## [To do]
Extract each line of the data and write it out again exactly.
[Begin Data listing]
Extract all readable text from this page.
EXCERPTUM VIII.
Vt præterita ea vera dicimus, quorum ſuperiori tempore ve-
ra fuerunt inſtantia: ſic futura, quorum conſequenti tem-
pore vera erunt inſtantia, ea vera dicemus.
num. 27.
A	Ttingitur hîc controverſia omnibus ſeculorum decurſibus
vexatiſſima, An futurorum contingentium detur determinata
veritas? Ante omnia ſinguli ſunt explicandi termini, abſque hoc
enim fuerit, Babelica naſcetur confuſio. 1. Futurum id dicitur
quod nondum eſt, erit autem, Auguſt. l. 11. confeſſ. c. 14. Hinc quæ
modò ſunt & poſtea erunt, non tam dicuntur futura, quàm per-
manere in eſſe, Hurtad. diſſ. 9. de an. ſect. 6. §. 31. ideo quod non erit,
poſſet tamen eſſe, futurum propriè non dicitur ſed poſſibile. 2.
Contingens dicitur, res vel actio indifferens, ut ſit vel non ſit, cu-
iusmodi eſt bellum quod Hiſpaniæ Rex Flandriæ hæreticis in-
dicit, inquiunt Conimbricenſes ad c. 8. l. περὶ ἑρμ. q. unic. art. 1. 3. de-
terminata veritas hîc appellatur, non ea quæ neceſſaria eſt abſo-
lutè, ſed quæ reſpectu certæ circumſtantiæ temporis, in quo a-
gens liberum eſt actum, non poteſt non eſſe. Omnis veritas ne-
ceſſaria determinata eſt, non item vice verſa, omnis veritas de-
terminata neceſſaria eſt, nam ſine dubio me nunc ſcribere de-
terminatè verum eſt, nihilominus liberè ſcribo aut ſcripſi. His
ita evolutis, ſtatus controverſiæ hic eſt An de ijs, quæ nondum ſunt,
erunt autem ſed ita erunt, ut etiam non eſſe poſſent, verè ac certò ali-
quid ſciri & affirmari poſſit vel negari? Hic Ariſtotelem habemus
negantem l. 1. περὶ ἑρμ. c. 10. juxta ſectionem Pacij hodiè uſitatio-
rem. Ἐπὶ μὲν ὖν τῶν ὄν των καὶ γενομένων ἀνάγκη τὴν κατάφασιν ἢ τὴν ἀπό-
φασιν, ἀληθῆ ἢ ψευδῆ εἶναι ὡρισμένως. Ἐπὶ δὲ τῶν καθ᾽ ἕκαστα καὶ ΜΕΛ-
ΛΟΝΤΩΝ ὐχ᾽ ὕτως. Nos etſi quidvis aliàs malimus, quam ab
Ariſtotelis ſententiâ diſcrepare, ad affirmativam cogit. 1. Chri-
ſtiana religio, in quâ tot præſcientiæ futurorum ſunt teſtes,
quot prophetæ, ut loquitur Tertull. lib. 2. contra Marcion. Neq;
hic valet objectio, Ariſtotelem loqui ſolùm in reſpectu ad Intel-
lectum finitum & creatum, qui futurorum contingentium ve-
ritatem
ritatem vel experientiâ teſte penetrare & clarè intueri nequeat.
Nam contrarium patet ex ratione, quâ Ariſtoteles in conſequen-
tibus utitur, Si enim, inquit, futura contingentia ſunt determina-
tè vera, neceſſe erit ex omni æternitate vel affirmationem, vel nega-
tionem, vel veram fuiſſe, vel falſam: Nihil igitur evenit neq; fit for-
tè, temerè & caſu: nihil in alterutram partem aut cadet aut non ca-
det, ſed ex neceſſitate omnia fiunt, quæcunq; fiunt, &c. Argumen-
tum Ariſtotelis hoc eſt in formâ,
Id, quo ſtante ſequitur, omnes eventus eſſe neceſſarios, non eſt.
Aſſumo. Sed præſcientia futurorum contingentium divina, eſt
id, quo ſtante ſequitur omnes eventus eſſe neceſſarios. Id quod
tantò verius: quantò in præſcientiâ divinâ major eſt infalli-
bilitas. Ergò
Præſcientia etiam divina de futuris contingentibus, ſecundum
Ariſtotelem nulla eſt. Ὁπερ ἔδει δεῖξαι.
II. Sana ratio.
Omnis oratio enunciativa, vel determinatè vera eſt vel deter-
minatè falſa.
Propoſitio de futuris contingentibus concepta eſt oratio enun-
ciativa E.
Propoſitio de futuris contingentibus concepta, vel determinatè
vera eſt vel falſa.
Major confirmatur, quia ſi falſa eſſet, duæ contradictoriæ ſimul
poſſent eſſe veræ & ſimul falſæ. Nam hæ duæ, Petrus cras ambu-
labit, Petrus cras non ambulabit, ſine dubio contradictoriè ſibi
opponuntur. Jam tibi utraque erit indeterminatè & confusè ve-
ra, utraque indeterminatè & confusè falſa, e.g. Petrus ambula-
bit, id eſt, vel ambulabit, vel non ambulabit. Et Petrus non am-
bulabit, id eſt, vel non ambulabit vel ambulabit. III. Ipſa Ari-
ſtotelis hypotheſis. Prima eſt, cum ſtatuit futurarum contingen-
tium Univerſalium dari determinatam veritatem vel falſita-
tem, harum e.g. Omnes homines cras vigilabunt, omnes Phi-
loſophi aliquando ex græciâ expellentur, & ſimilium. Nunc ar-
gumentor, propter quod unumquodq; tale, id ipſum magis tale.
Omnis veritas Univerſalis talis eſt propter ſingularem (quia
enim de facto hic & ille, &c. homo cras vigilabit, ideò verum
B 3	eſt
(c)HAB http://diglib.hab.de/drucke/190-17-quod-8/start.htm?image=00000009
[End Data listing]
## [Result for this task]
Extract all readable text from this page.
EXCERPTUM VIII.
Vt præterita ea vera dicimus, quorum ſuperiori tempore ve-
ra fuerunt inſtantia: ſic futura, quorum conſequenti tem-
pore vera erunt inſtantia, ea vera dicemus.
num. 27.
A	Ttingitur hîc controverſia omnibus ſeculorum decurſibus
vexatiſſima, An futurorum contingentium detur determinata
veritas? Ante omnia ſinguli ſunt explicandi termini, abſque hoc
enim fuerit, Babelica naſcetur confuſio. 1. Futurum id dicitur
quod nondum eſt, erit autem, Auguſt. l. 11. confeſſ. c. 14. Hinc quæ
modò ſunt & poſtea erunt, non tam dicuntur futura, quàm per-
manere in eſſe, Hurtad. diſſ. 9. de an. ſect. 6. §. 31. ideo quod non erit,
poſſet tamen eſſe, futurum propriè non dicitur ſed poſſibile. 2.
Contingens dicitur, res vel actio indifferens, ut ſit vel non ſit, cu-
iusmodi eſt bellum quod Hiſpaniæ Rex Flandriæ hæreticis in-
dicit, inquiunt Conimbricenſes ad c. 8. l. περὶ ἑρμ. q. unic. art. 1. 3. de-
terminata veritas hîc appellatur, non ea quæ neceſſaria eſt abſo-
lutè, ſed quæ reſpectu certæ circumſtantiæ temporis, in quo a-
gens liberum eſt actum, non poteſt non eſſe. Omnis veritas ne-
ceſſaria determinata eſt, non item vice verſa, omnis veritas de-
terminata neceſſaria eſt, nam ſine dubio me nunc ſcribere de-
terminatè verum eſt, nihilominus liberè ſcribo aut ſcripſi. His
ita evolutis, ſtatus controverſiæ hic eſt An de ijs, quæ nondum ſunt,
erunt autem ſed ita erunt, ut etiam non eſſe poſſent, verè ac certò ali-
quid ſciri & affirmari poſſit vel negari? Hic Ariſtotelem habemus
negantem l. 1. περὶ ἑρμ. c. 10. juxta ſectionem Pacij hodiè uſitatio-
rem. Ἐπὶ μὲν ὖν τῶν ὄν των καὶ γενομένων ἀνάγκη τὴν κατάφασιν ἢ τὴν ἀπό-
φασιν, ἀληθῆ ἢ ψευδῆ εἶναι ὡρισμένως. Ἐπὶ δὲ τῶν καθ᾽ ἕκαστα καὶ ΜΕΛ-
ΛΟΝΤΩΝ ὐχ᾽ ὕτως. Nos etſi quidvis aliàs malimus, quam ab
Ariſtotelis ſententiâ diſcrepare, ad affirmativam cogit. 1. Chri-
ſtiana religio, in quâ tot præſcientiæ futurorum ſunt teſtes,
quot prophetæ, ut loquitur Tertull. lib. 2. contra Marcion. Neq;
hic valet objectio, Ariſtotelem loqui ſolùm in reſpectu ad Intel-
lectum finitum & creatum, qui futurorum contingentium ve-
ritatem
ritatem vel experientiâ teſte penetrare & clarè intueri nequeat.
Nam contrarium patet ex ratione, quâ Ariſtoteles in conſequen-
tibus utitur, Si enim, inquit, futura contingentia ſunt determina-
tè vera, neceſſe erit ex omni æternitate vel affirmationem, vel nega-
tionem, vel veram fuiſſe, vel falſam: Nihil igitur evenit neq; fit for-
tè, temerè & caſu: nihil in alterutram partem aut cadet aut non ca-
det, ſed ex neceſſitate omnia fiunt, quæcunq; fiunt, &c. Argumen-
tum Ariſtotelis hoc eſt in formâ,
Id, quo ſtante ſequitur, omnes eventus eſſe neceſſarios, non eſt.
Aſſumo. Sed præſcientia futurorum contingentium divina, eſt
id, quo ſtante ſequitur omnes eventus eſſe neceſſarios. Id quod
tantò verius: quantò in præſcientiâ divinâ major eſt infalli-
bilitas. Ergò
Præſcientia etiam divina de futuris contingentibus, ſecundum
Ariſtotelem nulla eſt. Ὁπερ ἔδει δεῖξαι.
II. Sana ratio.
Omnis oratio enunciativa, vel determinatè vera eſt vel deter-
minatè falſa.
Propoſitio de futuris contingentibus concepta eſt oratio enun-
ciativa E.
Propoſitio de futuris contingentibus concepta, vel determinatè
vera eſt vel falſa.
Major confirmatur, quia ſi falſa eſſet, duæ contradictoriæ ſimul
poſſent eſſe veræ & ſimul falſæ. Nam hæ duæ, Petrus cras ambu-
labit, Petrus cras non ambulabit, ſine dubio contradictoriè ſibi
opponuntur. Jam tibi utraque erit indeterminatè & confusè ve-
ra, utraque indeterminatè & confusè falſa, e.g. Petrus ambula-
bit, id eſt, vel ambulabit, vel non ambulabit. Et Petrus non am-
bulabit, id eſt, vel non ambulabit vel ambulabit. III. Ipſa Ari-
ſtotelis hypotheſis. Prima eſt, cum ſtatuit futurarum contingen-
tium Univerſalium dari determinatam veritatem vel falſita-
tem, harum e.g. Omnes homines cras vigilabunt, omnes Phi-
loſophi aliquando ex græciâ expellentur, & ſimilium. Nunc ar-
gumentor, propter quod unumquodq; tale, id ipſum magis tale.
Omnis veritas Univerſalis talis eſt propter ſingularem (quia
enim de facto hic & ille, &c. homo cras vigilabit, ideò verum
B 3	eſt
(c)HAB http://diglib.hab.de/drucke/190-17-quod-8/start.htm?image=00000009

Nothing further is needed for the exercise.